Scan the data below for the string "Office". Copy every line where it appears.

Stored dataset items:
+ + + +

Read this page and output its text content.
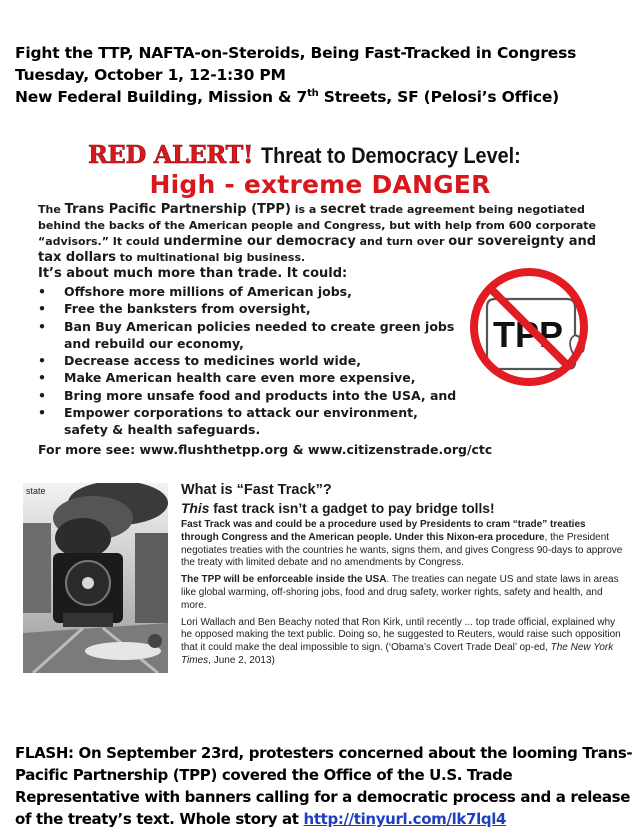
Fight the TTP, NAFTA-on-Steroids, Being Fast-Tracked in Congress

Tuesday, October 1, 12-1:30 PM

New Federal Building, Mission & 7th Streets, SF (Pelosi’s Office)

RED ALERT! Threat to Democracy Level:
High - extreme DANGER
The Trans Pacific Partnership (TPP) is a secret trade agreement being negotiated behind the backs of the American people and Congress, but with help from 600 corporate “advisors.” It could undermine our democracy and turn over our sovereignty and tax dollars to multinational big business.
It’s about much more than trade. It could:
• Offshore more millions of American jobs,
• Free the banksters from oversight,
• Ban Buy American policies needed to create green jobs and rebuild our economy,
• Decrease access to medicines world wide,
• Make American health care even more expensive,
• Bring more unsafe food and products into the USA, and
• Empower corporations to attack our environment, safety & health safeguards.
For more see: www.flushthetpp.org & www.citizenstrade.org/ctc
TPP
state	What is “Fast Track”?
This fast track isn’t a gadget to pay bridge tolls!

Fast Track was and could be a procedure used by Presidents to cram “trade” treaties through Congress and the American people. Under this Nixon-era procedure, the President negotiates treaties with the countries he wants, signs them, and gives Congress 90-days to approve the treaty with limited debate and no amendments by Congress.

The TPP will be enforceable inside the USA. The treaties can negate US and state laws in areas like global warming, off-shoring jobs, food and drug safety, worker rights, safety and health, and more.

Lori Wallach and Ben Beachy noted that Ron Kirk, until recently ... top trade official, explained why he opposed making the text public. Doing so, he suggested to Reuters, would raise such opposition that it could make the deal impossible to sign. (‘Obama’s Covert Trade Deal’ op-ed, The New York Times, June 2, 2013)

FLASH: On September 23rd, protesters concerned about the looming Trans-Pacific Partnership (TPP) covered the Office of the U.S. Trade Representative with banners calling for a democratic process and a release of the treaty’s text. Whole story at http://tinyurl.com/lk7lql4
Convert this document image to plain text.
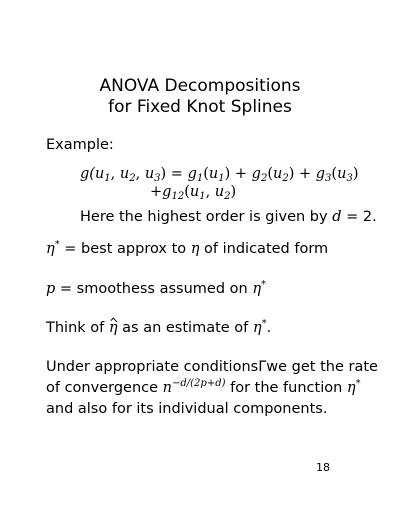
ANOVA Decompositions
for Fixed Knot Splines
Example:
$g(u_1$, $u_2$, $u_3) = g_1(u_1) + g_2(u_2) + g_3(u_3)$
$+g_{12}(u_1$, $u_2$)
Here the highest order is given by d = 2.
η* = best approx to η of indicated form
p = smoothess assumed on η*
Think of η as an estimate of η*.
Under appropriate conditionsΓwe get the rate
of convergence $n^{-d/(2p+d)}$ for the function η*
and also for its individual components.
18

+ + + +

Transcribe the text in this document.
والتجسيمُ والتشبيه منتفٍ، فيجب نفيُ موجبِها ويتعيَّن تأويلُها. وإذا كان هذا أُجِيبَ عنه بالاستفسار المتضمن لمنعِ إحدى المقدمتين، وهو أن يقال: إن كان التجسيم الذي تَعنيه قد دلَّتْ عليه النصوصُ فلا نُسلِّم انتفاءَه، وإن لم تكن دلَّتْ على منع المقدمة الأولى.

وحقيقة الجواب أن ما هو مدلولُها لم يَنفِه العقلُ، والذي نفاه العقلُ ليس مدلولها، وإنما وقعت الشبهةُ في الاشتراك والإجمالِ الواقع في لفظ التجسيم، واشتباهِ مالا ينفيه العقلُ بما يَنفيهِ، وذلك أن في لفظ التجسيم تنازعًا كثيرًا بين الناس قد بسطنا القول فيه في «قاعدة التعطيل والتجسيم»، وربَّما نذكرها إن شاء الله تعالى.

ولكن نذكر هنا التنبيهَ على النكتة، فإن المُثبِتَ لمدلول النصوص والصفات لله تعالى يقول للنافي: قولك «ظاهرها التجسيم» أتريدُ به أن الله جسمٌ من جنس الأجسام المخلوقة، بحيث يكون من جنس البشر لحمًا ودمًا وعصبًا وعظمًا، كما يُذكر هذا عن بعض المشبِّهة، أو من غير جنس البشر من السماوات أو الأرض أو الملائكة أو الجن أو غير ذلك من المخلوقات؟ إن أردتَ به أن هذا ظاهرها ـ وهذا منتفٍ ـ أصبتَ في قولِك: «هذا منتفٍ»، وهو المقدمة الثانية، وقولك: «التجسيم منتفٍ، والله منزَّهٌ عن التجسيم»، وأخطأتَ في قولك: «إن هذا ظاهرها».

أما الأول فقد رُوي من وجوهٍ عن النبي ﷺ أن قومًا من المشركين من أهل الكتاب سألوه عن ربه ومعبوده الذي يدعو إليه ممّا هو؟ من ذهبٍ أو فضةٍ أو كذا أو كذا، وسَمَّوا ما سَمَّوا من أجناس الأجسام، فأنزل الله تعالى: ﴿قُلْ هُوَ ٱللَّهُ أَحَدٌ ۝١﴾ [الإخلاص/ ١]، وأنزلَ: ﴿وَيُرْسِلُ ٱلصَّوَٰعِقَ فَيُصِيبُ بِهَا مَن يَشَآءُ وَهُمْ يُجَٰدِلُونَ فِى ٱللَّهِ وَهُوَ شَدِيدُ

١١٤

+ + + +

§ THE COMPLETED TASK:
New Federal Building, Mission & 7th Streets, SF (Pelosi’s Office)
FLASH: On September 23rd, protesters concerned about the looming Trans-Pacific Partnership (TPP) covered the Office of the U.S. Trade Representative with banners calling for a democratic process and a release of the treaty’s text. Whole story at http://tinyurl.com/lk7lql4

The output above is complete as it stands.